- DATA PROVIDED:
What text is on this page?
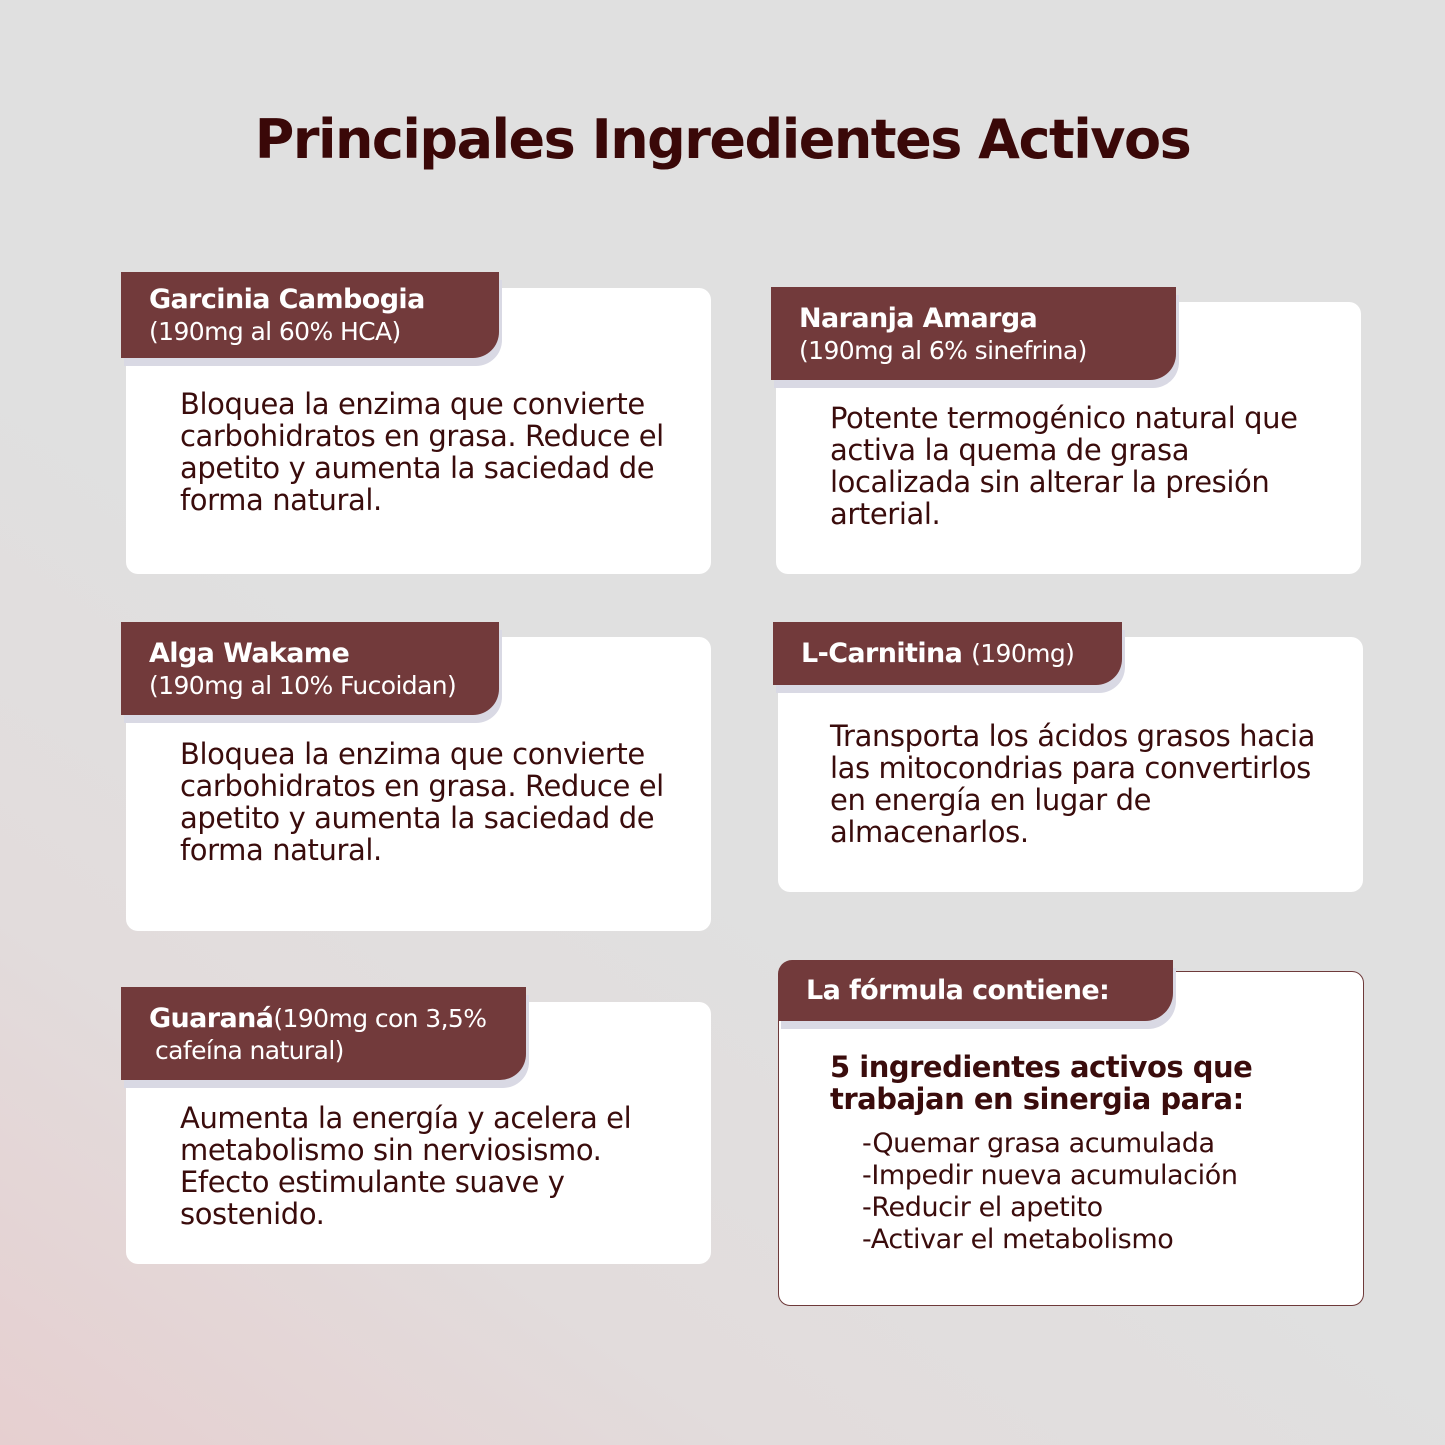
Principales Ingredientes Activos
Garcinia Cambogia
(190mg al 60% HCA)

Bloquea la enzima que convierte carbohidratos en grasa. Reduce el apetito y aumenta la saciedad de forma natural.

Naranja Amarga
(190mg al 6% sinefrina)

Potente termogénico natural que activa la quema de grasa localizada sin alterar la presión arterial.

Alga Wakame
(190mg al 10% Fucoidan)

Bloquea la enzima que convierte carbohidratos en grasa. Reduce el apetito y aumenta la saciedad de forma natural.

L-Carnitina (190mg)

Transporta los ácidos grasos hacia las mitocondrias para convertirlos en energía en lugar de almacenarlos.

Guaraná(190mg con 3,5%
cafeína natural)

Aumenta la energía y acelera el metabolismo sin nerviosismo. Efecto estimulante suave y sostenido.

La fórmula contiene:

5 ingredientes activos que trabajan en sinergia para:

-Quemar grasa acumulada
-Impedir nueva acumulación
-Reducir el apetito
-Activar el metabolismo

...

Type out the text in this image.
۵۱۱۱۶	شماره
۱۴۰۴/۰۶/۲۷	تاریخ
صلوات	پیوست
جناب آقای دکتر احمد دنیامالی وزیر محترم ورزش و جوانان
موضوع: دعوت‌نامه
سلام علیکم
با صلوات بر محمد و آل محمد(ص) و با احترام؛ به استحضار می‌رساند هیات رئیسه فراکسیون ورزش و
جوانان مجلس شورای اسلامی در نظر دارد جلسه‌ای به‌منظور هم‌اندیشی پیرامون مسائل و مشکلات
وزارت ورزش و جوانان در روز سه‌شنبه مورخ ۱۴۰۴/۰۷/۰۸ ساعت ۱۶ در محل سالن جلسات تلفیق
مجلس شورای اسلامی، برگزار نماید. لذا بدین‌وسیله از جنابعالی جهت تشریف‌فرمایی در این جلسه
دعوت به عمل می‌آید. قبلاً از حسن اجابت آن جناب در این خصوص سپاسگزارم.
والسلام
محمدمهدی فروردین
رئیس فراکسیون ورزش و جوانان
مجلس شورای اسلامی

- WHAT TO WORK ON:
Go through the material line by line. Show each line that contains the string "شورای".

- RESULT OF THE TASK:
جوانان مجلس شورای اسلامی در نظر دارد جلسه‌ای به‌منظور هم‌اندیشی پیرامون مسائل و مشکلات
مجلس شورای اسلامی، برگزار نماید. لذا بدین‌وسیله از جنابعالی جهت تشریف‌فرمایی در این جلسه
مجلس شورای اسلامی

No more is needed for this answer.